● **Task material**

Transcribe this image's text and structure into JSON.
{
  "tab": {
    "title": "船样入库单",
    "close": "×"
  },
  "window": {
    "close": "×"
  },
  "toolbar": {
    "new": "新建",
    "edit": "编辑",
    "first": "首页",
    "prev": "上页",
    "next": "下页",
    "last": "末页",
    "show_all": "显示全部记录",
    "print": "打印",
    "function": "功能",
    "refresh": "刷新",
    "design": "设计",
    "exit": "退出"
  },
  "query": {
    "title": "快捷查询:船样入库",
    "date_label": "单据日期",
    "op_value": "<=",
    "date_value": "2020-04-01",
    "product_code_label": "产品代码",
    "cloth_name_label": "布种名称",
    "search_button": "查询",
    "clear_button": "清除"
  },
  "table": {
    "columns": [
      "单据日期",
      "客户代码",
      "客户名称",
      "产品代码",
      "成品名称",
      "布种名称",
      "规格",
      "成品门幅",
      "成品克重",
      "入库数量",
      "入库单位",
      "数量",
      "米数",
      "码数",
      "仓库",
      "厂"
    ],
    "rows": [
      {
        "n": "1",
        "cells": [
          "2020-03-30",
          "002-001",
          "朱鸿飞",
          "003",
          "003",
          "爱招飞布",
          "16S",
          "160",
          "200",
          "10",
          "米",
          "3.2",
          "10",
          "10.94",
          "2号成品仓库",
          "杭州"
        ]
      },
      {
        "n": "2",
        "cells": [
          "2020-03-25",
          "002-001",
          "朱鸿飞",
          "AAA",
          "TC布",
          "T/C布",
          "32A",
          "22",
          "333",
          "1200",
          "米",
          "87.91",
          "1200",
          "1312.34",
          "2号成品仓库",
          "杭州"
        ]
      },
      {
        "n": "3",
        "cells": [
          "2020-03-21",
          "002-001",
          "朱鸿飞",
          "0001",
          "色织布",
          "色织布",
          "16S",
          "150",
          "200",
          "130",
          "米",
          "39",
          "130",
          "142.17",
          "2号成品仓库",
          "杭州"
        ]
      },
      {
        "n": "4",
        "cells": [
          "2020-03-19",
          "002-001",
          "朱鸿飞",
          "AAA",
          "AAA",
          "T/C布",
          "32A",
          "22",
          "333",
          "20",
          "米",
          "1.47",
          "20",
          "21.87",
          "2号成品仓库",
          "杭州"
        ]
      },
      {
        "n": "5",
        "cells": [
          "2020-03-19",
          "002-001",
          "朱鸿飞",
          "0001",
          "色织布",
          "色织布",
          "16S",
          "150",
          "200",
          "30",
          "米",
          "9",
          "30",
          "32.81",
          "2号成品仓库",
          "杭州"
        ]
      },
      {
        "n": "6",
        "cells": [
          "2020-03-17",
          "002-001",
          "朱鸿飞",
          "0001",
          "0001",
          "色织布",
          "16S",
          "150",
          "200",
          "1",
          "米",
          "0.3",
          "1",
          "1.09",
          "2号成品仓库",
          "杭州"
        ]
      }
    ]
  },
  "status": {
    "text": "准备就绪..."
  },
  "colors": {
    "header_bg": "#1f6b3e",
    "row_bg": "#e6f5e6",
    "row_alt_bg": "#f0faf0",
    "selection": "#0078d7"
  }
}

● **Set task**
Copy all data exactly, start to finish.

● **Answer to this problem**
Transcribe this image's text and structure into JSON.
{
  "tab": {
    "title": "船样入库单",
    "close": "×"
  },
  "window": {
    "close": "×"
  },
  "toolbar": {
    "new": "新建",
    "edit": "编辑",
    "first": "首页",
    "prev": "上页",
    "next": "下页",
    "last": "末页",
    "show_all": "显示全部记录",
    "print": "打印",
    "function": "功能",
    "refresh": "刷新",
    "design": "设计",
    "exit": "退出"
  },
  "query": {
    "title": "快捷查询:船样入库",
    "date_label": "单据日期",
    "op_value": "<=",
    "date_value": "2020-04-01",
    "product_code_label": "产品代码",
    "cloth_name_label": "布种名称",
    "search_button": "查询",
    "clear_button": "清除"
  },
  "table": {
    "columns": [
      "单据日期",
      "客户代码",
      "客户名称",
      "产品代码",
      "成品名称",
      "布种名称",
      "规格",
      "成品门幅",
      "成品克重",
      "入库数量",
      "入库单位",
      "数量",
      "米数",
      "码数",
      "仓库",
      "厂"
    ],
    "rows": [
      {
        "n": "1",
        "cells": [
          "2020-03-30",
          "002-001",
          "朱鸿飞",
          "003",
          "003",
          "爱招飞布",
          "16S",
          "160",
          "200",
          "10",
          "米",
          "3.2",
          "10",
          "10.94",
          "2号成品仓库",
          "杭州"
        ]
      },
      {
        "n": "2",
        "cells": [
          "2020-03-25",
          "002-001",
          "朱鸿飞",
          "AAA",
          "TC布",
          "T/C布",
          "32A",
          "22",
          "333",
          "1200",
          "米",
          "87.91",
          "1200",
          "1312.34",
          "2号成品仓库",
          "杭州"
        ]
      },
      {
        "n": "3",
        "cells": [
          "2020-03-21",
          "002-001",
          "朱鸿飞",
          "0001",
          "色织布",
          "色织布",
          "16S",
          "150",
          "200",
          "130",
          "米",
          "39",
          "130",
          "142.17",
          "2号成品仓库",
          "杭州"
        ]
      },
      {
        "n": "4",
        "cells": [
          "2020-03-19",
          "002-001",
          "朱鸿飞",
          "AAA",
          "AAA",
          "T/C布",
          "32A",
          "22",
          "333",
          "20",
          "米",
          "1.47",
          "20",
          "21.87",
          "2号成品仓库",
          "杭州"
        ]
      },
      {
        "n": "5",
        "cells": [
          "2020-03-19",
          "002-001",
          "朱鸿飞",
          "0001",
          "色织布",
          "色织布",
          "16S",
          "150",
          "200",
          "30",
          "米",
          "9",
          "30",
          "32.81",
          "2号成品仓库",
          "杭州"
        ]
      },
      {
        "n": "6",
        "cells": [
          "2020-03-17",
          "002-001",
          "朱鸿飞",
          "0001",
          "0001",
          "色织布",
          "16S",
          "150",
          "200",
          "1",
          "米",
          "0.3",
          "1",
          "1.09",
          "2号成品仓库",
          "杭州"
        ]
      }
    ]
  },
  "status": {
    "text": "准备就绪..."
  },
  "colors": {
    "header_bg": "#1f6b3e",
    "row_bg": "#e6f5e6",
    "row_alt_bg": "#f0faf0",
    "selection": "#0078d7"
  }
}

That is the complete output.